§ **What to do**
Looking at the data below, count the lines that contain the string "grid". Write only the total.

[Items from a data source]

++++++++

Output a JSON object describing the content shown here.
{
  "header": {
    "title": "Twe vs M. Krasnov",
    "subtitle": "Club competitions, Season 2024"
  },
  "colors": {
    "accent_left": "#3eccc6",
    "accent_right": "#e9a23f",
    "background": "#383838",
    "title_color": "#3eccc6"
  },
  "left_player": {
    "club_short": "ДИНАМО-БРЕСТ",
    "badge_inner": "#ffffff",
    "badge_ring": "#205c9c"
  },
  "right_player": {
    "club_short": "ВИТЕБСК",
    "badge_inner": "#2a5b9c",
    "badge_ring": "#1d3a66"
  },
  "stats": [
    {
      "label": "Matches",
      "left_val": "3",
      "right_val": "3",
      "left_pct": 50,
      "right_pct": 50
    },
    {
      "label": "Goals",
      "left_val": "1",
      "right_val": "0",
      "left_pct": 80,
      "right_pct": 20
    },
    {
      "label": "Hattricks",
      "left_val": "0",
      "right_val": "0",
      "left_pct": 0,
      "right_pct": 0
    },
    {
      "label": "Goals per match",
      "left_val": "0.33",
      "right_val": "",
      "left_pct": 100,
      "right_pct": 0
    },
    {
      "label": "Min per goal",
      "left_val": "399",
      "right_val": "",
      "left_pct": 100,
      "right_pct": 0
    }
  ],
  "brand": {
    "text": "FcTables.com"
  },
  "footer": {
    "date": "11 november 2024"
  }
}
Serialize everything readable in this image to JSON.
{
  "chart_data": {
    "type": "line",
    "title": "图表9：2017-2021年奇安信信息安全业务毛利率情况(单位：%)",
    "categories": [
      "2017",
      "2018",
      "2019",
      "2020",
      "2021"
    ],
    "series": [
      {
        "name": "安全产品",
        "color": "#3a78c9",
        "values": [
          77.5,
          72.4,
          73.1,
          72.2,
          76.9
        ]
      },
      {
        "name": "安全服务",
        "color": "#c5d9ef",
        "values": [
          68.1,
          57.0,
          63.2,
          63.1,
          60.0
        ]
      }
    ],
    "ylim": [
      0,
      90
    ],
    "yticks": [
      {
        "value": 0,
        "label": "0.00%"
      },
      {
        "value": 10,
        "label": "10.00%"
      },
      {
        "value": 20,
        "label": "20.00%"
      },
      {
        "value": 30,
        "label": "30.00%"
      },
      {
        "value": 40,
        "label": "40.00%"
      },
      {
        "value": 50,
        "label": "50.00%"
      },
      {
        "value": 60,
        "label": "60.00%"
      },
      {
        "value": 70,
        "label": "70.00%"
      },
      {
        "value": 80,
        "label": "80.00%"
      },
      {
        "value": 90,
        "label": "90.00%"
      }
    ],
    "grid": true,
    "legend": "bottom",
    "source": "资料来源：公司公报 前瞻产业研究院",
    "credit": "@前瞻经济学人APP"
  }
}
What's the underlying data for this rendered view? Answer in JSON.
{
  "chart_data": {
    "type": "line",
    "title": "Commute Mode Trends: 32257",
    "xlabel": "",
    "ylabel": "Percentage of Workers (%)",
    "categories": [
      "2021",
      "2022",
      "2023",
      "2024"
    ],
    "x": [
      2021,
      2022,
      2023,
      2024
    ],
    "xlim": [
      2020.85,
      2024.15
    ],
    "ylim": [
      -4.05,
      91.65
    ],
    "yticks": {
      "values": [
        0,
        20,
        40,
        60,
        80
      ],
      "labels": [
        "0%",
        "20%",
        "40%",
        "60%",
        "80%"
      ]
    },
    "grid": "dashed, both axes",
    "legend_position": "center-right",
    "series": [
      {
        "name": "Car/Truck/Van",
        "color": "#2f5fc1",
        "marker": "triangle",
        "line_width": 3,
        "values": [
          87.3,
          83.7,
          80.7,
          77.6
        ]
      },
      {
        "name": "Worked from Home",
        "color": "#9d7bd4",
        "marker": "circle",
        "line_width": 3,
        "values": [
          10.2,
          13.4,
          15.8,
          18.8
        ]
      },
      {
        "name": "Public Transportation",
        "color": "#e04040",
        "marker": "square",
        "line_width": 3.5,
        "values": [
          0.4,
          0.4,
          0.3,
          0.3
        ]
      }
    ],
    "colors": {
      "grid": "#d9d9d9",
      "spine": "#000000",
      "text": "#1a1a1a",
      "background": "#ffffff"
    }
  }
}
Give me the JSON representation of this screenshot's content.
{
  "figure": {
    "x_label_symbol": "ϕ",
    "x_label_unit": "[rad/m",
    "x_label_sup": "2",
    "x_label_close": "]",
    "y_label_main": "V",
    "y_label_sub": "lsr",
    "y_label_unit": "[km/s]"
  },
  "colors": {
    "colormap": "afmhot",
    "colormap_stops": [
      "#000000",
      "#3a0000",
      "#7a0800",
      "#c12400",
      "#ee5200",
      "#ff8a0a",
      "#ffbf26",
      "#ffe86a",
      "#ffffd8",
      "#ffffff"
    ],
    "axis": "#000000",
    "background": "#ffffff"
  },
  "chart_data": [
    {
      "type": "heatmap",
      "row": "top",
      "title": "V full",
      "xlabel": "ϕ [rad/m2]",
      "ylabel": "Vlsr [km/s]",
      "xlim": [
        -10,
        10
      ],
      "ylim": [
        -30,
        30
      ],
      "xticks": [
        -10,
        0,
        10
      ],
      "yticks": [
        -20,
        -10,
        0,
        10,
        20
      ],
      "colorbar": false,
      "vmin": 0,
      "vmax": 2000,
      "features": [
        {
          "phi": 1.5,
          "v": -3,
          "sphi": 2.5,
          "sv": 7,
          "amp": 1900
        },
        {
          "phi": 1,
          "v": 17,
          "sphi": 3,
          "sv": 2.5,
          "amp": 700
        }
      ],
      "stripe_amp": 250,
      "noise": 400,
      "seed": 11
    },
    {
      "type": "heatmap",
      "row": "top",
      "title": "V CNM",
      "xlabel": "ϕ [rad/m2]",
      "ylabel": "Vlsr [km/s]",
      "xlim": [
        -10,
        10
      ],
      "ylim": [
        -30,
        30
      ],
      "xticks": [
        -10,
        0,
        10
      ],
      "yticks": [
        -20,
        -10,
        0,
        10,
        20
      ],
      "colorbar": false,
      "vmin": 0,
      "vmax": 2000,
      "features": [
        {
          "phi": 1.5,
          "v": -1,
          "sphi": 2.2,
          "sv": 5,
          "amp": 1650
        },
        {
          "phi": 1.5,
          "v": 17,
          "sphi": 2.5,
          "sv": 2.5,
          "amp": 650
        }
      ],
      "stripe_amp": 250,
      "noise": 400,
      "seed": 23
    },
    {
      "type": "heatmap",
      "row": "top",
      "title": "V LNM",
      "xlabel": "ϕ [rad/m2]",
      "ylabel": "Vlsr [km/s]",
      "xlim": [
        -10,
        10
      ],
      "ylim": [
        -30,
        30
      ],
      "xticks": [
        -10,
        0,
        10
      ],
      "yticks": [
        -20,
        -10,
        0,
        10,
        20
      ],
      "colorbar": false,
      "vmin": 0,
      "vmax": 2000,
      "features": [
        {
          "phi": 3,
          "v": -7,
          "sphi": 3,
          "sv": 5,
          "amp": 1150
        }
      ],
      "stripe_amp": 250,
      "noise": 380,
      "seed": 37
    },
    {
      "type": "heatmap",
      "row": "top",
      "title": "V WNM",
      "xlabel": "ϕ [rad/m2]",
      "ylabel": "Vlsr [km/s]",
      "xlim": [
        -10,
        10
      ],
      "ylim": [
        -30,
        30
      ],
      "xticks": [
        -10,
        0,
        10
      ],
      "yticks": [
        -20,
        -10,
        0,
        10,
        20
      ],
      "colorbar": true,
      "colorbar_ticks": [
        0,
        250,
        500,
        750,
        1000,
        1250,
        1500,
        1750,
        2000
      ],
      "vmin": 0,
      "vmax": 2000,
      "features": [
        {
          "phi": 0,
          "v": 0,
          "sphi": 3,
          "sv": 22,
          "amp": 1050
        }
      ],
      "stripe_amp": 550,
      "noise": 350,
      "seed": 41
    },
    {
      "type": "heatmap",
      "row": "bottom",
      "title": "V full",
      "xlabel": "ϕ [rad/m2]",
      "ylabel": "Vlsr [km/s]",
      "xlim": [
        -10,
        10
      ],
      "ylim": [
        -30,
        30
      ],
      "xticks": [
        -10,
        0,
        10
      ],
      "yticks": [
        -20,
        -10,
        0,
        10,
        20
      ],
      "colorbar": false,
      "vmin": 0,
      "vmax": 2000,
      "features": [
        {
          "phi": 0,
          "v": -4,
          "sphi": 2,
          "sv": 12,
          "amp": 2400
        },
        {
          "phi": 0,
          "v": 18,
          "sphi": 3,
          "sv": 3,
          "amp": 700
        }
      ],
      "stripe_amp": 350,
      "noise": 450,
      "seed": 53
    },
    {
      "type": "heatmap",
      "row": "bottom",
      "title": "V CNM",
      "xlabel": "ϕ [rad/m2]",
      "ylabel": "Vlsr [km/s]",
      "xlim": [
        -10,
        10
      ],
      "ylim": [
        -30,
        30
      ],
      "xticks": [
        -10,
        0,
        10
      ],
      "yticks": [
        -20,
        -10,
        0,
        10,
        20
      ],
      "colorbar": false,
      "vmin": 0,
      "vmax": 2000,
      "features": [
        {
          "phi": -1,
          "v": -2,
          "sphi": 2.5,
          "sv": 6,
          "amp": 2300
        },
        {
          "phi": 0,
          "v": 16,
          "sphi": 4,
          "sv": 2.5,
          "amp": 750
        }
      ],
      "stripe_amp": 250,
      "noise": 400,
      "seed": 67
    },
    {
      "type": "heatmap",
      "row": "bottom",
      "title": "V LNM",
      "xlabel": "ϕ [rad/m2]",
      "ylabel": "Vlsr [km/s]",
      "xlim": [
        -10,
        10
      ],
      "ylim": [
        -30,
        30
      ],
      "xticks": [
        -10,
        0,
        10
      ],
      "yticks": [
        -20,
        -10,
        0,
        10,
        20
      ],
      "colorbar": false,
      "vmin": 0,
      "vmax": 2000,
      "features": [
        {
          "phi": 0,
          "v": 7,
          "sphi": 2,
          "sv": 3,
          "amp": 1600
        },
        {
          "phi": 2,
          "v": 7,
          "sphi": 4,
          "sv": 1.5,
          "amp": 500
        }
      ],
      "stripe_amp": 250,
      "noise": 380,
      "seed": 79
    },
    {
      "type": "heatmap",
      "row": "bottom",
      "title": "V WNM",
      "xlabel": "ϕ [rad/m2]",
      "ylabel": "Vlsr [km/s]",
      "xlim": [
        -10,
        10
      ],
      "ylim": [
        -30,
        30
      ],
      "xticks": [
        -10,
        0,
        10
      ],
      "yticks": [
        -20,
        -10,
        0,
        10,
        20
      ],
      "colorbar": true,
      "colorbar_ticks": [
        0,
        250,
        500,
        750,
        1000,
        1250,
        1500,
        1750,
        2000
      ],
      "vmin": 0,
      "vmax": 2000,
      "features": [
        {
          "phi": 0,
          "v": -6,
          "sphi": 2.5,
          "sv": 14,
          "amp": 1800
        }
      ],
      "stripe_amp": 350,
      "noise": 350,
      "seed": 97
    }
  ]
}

++++++++

§ **Exercise result**
3